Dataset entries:

##########

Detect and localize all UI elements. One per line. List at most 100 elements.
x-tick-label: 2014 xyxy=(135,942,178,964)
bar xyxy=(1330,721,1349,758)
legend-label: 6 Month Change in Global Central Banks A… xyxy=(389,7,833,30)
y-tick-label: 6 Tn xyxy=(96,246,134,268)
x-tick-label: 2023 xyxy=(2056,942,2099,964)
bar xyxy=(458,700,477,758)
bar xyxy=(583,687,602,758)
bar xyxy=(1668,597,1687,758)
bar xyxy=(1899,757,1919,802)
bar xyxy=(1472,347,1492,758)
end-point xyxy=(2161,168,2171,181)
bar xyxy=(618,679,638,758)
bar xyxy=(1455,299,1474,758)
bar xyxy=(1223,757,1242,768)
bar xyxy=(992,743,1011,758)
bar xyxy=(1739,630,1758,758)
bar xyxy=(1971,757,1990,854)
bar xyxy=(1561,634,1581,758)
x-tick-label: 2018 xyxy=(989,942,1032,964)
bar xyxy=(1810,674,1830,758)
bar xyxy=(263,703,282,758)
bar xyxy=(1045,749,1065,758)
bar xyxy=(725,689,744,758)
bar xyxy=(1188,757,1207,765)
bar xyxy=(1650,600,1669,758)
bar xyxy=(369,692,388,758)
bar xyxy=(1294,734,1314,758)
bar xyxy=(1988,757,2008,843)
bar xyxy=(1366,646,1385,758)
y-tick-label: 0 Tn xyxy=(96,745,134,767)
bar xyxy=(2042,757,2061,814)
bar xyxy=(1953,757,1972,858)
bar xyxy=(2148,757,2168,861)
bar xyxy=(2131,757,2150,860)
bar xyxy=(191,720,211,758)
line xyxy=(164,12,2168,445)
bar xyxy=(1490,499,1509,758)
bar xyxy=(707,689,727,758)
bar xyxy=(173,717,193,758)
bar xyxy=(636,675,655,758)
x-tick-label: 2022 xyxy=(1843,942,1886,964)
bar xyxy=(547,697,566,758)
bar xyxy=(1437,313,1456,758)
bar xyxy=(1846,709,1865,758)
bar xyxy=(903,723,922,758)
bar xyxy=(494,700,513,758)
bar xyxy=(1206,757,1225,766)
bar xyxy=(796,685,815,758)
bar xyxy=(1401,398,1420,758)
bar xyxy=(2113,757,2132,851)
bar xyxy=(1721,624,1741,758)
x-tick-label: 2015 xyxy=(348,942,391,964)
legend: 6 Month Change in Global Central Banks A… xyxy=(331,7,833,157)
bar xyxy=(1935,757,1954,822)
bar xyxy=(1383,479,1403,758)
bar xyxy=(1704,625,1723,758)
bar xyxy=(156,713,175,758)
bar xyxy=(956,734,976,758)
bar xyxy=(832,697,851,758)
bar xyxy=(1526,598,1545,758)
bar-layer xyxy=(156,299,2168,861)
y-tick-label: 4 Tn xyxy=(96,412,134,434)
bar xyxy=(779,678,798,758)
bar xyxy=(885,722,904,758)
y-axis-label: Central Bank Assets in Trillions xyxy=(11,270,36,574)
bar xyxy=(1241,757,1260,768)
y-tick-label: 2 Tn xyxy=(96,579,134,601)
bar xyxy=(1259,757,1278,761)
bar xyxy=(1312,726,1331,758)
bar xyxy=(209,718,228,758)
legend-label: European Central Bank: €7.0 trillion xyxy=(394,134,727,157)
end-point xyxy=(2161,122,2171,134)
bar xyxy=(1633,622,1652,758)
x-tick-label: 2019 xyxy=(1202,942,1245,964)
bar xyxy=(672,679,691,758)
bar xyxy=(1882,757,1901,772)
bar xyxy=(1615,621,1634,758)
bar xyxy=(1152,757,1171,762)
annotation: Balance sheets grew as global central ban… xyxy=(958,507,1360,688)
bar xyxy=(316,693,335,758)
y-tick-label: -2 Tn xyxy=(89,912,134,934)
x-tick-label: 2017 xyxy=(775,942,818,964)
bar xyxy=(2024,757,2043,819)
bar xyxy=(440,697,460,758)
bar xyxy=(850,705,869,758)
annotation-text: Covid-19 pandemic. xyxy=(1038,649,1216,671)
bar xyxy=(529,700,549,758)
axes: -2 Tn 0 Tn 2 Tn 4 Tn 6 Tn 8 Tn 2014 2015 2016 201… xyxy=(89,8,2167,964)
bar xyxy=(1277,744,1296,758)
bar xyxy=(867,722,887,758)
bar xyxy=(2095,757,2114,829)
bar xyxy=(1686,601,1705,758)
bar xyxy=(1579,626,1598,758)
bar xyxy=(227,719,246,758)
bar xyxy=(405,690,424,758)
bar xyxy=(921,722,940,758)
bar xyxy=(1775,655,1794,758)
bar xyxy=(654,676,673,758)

##########

The problem: Present the lines of the entries as a numbered list, skipping any blank lines. Begin with the first line of the entries and stop after the line that contains "bar xyxy=(1650,600,1669,758)".

Task response:
1. Detect and localize all UI elements. One per line. List at most 100 elements.
2. x-tick-label: 2014 xyxy=(135,942,178,964)
3. bar xyxy=(1330,721,1349,758)
4. legend-label: 6 Month Change in Global Central Banks A… xyxy=(389,7,833,30)
5. y-tick-label: 6 Tn xyxy=(96,246,134,268)
6. x-tick-label: 2023 xyxy=(2056,942,2099,964)
7. bar xyxy=(458,700,477,758)
8. bar xyxy=(583,687,602,758)
9. bar xyxy=(1668,597,1687,758)
10. bar xyxy=(1899,757,1919,802)
11. bar xyxy=(1472,347,1492,758)
12. end-point xyxy=(2161,168,2171,181)
13. bar xyxy=(618,679,638,758)
14. bar xyxy=(1455,299,1474,758)
15. bar xyxy=(1223,757,1242,768)
16. bar xyxy=(992,743,1011,758)
17. bar xyxy=(1739,630,1758,758)
18. bar xyxy=(1971,757,1990,854)
19. bar xyxy=(1561,634,1581,758)
20. x-tick-label: 2018 xyxy=(989,942,1032,964)
21. bar xyxy=(1810,674,1830,758)
22. bar xyxy=(263,703,282,758)
23. bar xyxy=(1045,749,1065,758)
24. bar xyxy=(725,689,744,758)
25. bar xyxy=(1188,757,1207,765)
26. bar xyxy=(1650,600,1669,758)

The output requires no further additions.